=== Given information ===

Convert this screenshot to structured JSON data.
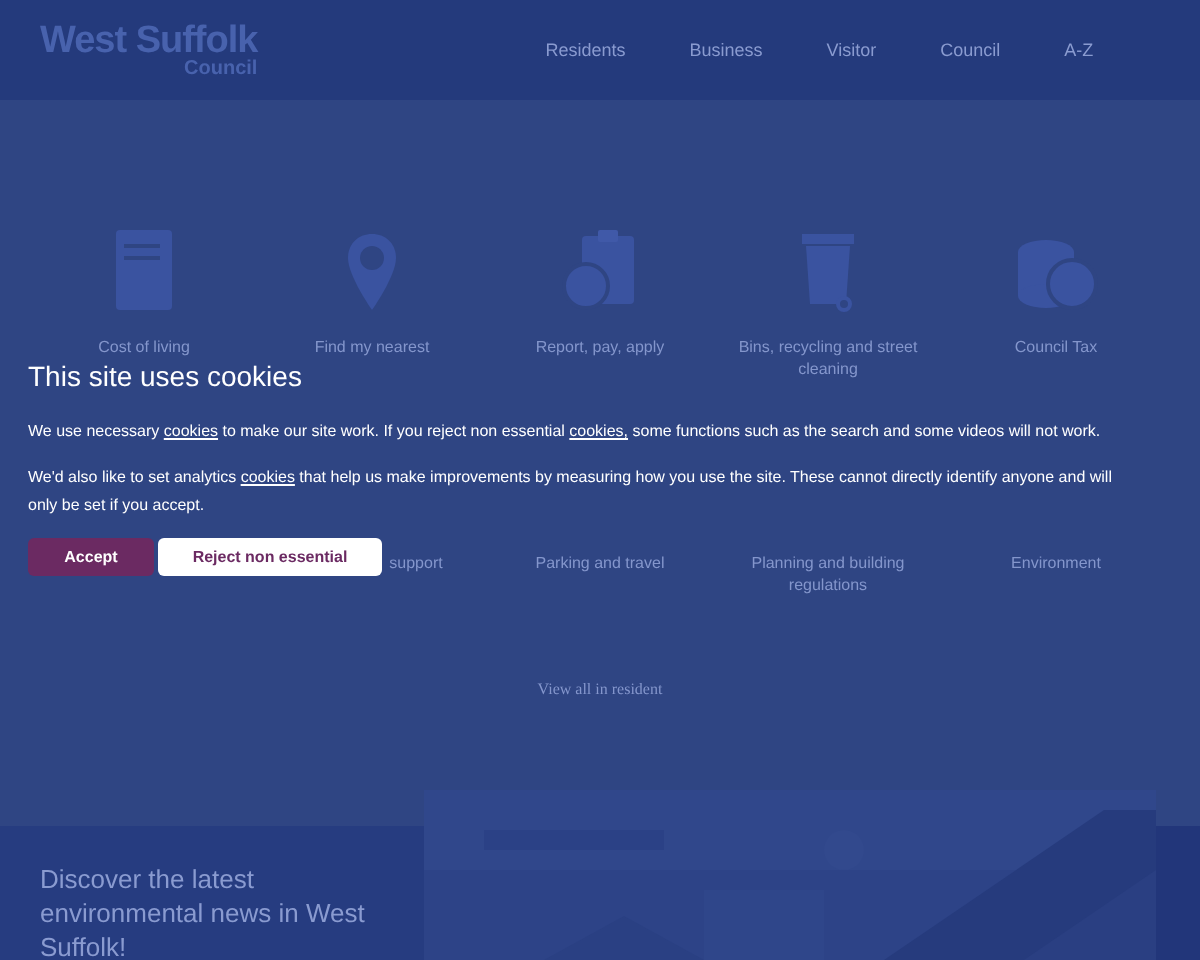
{
  "header": {
    "logo": {
      "title": "West Suffolk",
      "subtitle": "Council"
    },
    "nav": [
      "Residents",
      "Business",
      "Visitor",
      "Council",
      "A-Z"
    ]
  },
  "tiles": [
    {
      "label": "Cost of living",
      "kind": "document"
    },
    {
      "label": "Find my nearest",
      "kind": "pin"
    },
    {
      "label": "Report, pay, apply",
      "kind": "clipboard"
    },
    {
      "label": "Bins, recycling and street cleaning",
      "kind": "bin"
    },
    {
      "label": "Council Tax",
      "kind": "coins"
    },
    {
      "kind": "none"
    },
    {
      "label": "support",
      "kind": "none"
    },
    {
      "label": "Parking and travel",
      "kind": "none"
    },
    {
      "label": "Planning and building regulations",
      "kind": "none"
    },
    {
      "label": "Environment",
      "kind": "none"
    }
  ],
  "view_all_link": "View all in resident",
  "feature": {
    "heading": "Discover the latest environmental news in West Suffolk!"
  },
  "cookie_banner": {
    "title": "This site uses cookies",
    "paragraphs": [
      [
        {
          "kind": "text",
          "text": "We use necessary "
        },
        {
          "kind": "link",
          "text": "cookies"
        },
        {
          "kind": "text",
          "text": " to make our site work. If you reject non essential "
        },
        {
          "kind": "link",
          "text": "cookies,"
        },
        {
          "kind": "text",
          "text": " some functions such as the search and some videos will not work."
        }
      ],
      [
        {
          "kind": "text",
          "text": "We'd also like to set analytics "
        },
        {
          "kind": "link",
          "text": "cookies"
        },
        {
          "kind": "text",
          "text": " that help us make improvements by measuring how you use the site. These cannot directly identify anyone and will only be set if you accept."
        }
      ]
    ],
    "buttons": [
      {
        "label": "Accept",
        "kind": "primary"
      },
      {
        "label": "Reject non essential",
        "kind": "secondary"
      }
    ]
  }
}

=== Stated goal ===
Output the material word for word, omitting its pictures.

=== Correct response ===
Convert this screenshot to structured JSON data.
{
  "header": {
    "logo": {
      "title": "West Suffolk",
      "subtitle": "Council"
    },
    "nav": [
      "Residents",
      "Business",
      "Visitor",
      "Council",
      "A-Z"
    ]
  },
  "tiles": [
    {
      "label": "Cost of living",
      "kind": "document"
    },
    {
      "label": "Find my nearest",
      "kind": "pin"
    },
    {
      "label": "Report, pay, apply",
      "kind": "clipboard"
    },
    {
      "label": "Bins, recycling and street cleaning",
      "kind": "bin"
    },
    {
      "label": "Council Tax",
      "kind": "coins"
    },
    {
      "kind": "none"
    },
    {
      "label": "support",
      "kind": "none"
    },
    {
      "label": "Parking and travel",
      "kind": "none"
    },
    {
      "label": "Planning and building regulations",
      "kind": "none"
    },
    {
      "label": "Environment",
      "kind": "none"
    }
  ],
  "view_all_link": "View all in resident",
  "feature": {
    "heading": "Discover the latest environmental news in West Suffolk!"
  },
  "cookie_banner": {
    "title": "This site uses cookies",
    "paragraphs": [
      [
        {
          "kind": "text",
          "text": "We use necessary "
        },
        {
          "kind": "link",
          "text": "cookies"
        },
        {
          "kind": "text",
          "text": " to make our site work. If you reject non essential "
        },
        {
          "kind": "link",
          "text": "cookies,"
        },
        {
          "kind": "text",
          "text": " some functions such as the search and some videos will not work."
        }
      ],
      [
        {
          "kind": "text",
          "text": "We'd also like to set analytics "
        },
        {
          "kind": "link",
          "text": "cookies"
        },
        {
          "kind": "text",
          "text": " that help us make improvements by measuring how you use the site. These cannot directly identify anyone and will only be set if you accept."
        }
      ]
    ],
    "buttons": [
      {
        "label": "Accept",
        "kind": "primary"
      },
      {
        "label": "Reject non essential",
        "kind": "secondary"
      }
    ]
  }
}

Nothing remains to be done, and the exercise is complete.